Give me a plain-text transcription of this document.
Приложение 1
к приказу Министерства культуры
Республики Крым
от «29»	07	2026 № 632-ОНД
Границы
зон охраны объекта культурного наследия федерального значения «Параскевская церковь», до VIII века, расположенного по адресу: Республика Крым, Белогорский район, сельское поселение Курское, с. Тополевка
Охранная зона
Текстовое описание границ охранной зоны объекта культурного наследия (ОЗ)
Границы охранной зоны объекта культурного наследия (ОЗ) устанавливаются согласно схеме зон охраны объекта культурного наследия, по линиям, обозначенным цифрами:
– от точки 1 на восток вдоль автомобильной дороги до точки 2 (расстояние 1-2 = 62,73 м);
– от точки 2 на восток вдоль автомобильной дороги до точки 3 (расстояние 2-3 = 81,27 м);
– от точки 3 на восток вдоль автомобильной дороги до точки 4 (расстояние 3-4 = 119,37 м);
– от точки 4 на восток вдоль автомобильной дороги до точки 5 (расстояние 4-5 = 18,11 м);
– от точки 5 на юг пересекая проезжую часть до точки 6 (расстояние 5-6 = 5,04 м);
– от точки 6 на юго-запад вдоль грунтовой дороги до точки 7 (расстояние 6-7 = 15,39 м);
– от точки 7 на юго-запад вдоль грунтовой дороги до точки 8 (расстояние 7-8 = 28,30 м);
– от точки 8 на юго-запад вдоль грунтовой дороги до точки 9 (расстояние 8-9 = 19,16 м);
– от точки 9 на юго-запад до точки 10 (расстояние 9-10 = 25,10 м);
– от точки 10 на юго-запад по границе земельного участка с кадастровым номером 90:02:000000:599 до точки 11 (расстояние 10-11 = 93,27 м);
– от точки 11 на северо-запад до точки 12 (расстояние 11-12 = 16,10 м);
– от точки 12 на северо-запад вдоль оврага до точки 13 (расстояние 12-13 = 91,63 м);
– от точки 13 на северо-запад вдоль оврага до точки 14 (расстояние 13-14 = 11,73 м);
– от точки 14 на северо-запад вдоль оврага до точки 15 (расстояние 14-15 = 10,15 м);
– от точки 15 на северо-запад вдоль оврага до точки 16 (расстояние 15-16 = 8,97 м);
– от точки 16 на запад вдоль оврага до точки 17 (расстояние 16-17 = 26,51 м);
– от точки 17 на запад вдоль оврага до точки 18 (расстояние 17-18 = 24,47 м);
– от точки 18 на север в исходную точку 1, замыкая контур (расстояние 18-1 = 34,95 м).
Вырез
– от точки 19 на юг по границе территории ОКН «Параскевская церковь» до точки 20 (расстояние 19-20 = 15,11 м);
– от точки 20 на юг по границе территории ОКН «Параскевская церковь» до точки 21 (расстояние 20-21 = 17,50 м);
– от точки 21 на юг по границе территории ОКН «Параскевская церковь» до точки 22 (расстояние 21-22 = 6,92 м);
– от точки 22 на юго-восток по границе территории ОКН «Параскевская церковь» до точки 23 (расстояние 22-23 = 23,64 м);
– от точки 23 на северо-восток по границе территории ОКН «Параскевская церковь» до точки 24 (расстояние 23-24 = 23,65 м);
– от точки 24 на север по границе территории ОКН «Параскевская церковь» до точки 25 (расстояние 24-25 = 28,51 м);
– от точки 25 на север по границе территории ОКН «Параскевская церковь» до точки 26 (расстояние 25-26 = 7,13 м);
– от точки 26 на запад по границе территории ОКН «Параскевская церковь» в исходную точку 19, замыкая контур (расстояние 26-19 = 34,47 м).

TASK DETAILS –
Give only the number of lines in the material above that include the word "охранной".

THE ANSWER –
2